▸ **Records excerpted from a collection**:
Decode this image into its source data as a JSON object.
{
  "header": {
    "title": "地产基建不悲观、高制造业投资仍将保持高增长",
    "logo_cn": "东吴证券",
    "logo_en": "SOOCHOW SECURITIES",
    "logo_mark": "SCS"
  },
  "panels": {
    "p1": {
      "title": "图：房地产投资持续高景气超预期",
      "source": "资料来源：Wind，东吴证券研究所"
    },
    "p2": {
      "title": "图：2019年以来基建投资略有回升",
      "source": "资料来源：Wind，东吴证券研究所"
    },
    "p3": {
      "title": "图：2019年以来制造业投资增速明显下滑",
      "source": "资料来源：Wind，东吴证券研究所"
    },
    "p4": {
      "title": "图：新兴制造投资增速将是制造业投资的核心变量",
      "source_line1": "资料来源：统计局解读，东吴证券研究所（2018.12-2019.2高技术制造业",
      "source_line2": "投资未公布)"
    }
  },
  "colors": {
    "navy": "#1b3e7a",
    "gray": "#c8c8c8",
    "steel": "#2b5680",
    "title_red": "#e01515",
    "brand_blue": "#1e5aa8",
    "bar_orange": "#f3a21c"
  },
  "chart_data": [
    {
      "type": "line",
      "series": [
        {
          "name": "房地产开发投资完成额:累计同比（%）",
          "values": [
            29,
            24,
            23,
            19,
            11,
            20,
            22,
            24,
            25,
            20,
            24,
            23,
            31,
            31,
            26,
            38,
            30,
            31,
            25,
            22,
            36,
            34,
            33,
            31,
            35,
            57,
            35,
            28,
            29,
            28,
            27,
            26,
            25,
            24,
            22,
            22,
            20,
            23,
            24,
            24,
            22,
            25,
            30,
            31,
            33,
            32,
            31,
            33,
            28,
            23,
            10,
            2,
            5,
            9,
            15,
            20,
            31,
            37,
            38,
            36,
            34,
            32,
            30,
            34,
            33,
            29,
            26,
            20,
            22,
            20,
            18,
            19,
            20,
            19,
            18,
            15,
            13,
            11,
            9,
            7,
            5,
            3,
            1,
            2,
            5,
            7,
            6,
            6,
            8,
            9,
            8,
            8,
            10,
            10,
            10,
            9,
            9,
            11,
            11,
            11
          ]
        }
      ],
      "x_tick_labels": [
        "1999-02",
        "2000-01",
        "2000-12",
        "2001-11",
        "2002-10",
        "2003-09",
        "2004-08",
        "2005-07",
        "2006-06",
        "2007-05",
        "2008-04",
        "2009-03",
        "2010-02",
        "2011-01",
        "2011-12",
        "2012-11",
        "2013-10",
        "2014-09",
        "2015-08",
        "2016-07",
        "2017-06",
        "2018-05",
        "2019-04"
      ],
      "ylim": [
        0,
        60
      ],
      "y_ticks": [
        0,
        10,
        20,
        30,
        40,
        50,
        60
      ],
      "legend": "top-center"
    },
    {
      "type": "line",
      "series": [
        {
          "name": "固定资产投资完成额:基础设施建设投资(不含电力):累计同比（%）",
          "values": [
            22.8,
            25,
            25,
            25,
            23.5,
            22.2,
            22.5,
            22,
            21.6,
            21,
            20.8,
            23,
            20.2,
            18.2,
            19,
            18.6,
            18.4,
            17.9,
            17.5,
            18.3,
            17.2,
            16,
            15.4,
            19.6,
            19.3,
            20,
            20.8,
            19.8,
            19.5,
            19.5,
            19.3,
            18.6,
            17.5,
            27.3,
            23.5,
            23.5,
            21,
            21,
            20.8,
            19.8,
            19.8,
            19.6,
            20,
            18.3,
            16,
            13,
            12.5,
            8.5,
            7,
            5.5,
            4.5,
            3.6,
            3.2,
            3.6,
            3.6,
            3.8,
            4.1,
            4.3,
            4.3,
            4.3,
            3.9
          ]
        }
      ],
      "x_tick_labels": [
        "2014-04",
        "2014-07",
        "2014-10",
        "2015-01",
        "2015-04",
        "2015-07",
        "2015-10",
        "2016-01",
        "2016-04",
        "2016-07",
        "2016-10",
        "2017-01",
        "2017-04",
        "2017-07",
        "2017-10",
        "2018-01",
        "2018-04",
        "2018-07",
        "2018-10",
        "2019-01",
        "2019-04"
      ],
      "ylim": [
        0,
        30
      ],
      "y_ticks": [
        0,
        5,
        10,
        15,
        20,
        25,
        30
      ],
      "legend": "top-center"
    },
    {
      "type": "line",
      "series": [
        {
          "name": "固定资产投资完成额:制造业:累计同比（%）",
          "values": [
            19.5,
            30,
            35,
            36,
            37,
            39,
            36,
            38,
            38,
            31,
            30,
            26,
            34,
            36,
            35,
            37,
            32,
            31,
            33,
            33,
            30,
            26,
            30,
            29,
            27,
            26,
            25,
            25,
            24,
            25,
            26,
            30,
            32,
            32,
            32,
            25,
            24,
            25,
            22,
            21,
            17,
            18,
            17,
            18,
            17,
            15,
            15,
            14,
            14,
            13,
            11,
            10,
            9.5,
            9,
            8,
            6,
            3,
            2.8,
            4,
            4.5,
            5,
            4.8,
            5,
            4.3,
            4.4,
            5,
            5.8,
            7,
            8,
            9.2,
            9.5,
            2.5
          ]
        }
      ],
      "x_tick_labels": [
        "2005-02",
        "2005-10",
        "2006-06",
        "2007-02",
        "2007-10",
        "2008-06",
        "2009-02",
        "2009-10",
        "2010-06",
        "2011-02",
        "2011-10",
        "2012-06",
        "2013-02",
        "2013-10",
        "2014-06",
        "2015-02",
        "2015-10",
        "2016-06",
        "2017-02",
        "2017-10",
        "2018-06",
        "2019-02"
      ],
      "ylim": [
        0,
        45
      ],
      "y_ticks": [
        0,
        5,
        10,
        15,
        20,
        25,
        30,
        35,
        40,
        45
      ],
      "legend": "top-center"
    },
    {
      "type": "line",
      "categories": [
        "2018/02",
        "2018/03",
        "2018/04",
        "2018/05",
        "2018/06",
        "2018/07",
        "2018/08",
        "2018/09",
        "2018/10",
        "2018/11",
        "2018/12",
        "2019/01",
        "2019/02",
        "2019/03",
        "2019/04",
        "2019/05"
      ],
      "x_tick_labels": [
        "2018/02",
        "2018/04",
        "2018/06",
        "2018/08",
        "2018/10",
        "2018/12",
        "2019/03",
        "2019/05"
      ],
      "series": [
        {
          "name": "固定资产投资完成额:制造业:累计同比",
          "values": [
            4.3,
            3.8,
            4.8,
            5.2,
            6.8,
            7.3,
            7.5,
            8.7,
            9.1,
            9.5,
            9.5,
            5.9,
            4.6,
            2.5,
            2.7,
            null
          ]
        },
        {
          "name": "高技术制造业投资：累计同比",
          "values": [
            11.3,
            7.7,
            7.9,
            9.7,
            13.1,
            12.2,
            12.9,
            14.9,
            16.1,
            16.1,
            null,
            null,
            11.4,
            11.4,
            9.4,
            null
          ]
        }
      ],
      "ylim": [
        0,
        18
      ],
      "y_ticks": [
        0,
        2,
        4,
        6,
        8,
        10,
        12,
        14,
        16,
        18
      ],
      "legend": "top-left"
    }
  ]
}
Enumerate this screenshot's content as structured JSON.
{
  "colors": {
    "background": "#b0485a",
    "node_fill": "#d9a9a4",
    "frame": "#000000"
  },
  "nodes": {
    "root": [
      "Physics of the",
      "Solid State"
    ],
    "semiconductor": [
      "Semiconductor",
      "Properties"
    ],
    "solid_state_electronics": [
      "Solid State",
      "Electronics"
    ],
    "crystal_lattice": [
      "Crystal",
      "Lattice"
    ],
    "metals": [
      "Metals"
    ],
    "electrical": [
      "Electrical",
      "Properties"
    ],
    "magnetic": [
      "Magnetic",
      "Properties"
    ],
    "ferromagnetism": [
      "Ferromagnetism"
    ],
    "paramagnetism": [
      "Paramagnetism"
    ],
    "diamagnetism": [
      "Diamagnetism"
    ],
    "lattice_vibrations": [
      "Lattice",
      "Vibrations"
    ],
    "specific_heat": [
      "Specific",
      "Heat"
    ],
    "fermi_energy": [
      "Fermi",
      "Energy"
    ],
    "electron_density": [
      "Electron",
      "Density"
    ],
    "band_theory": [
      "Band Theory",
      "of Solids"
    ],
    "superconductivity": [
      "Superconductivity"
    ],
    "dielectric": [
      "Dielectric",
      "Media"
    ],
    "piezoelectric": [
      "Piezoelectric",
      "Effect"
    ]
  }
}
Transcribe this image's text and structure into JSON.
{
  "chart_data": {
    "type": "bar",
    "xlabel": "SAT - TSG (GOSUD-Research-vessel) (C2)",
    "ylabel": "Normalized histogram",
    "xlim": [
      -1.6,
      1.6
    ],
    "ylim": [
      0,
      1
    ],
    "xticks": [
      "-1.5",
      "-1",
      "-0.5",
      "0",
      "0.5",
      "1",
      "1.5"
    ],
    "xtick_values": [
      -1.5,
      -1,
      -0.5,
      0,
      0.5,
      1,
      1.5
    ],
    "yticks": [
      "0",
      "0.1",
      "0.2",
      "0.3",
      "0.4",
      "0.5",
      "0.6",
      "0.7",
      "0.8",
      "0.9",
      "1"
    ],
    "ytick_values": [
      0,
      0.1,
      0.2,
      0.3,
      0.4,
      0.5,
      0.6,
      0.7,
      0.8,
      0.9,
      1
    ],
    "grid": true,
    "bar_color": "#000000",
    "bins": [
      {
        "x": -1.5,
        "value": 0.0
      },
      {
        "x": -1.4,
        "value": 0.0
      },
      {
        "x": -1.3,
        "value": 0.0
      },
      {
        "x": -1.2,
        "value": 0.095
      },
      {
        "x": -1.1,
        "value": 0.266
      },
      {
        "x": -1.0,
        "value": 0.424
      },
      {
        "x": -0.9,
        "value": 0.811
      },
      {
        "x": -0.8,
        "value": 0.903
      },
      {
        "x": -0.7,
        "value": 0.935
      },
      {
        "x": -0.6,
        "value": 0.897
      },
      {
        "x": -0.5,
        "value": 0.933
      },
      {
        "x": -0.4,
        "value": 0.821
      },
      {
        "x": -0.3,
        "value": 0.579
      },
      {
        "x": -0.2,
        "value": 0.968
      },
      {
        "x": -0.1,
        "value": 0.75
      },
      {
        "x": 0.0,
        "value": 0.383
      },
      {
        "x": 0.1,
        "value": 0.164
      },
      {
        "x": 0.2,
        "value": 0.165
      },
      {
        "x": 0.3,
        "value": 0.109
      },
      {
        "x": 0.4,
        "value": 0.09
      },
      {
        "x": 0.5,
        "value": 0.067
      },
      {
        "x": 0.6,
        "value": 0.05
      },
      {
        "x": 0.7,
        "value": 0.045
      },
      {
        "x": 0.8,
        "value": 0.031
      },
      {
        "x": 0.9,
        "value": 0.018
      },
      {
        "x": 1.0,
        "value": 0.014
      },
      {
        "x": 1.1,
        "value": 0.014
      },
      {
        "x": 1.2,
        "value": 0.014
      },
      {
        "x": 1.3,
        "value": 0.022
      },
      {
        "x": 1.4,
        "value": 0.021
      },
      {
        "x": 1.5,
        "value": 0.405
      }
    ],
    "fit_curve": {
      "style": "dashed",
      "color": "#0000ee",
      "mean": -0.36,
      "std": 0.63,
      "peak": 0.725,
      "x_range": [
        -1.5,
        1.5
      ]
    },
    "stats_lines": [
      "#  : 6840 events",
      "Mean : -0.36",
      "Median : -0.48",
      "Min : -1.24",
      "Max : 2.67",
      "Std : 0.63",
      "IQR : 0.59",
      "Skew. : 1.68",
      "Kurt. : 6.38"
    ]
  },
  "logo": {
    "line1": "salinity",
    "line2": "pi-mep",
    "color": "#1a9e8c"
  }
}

▸ **Exercise brief**:
Tally the lines in the listing that hold "累计同比" and report the number alone.

▸ **Response to this exercise**:
5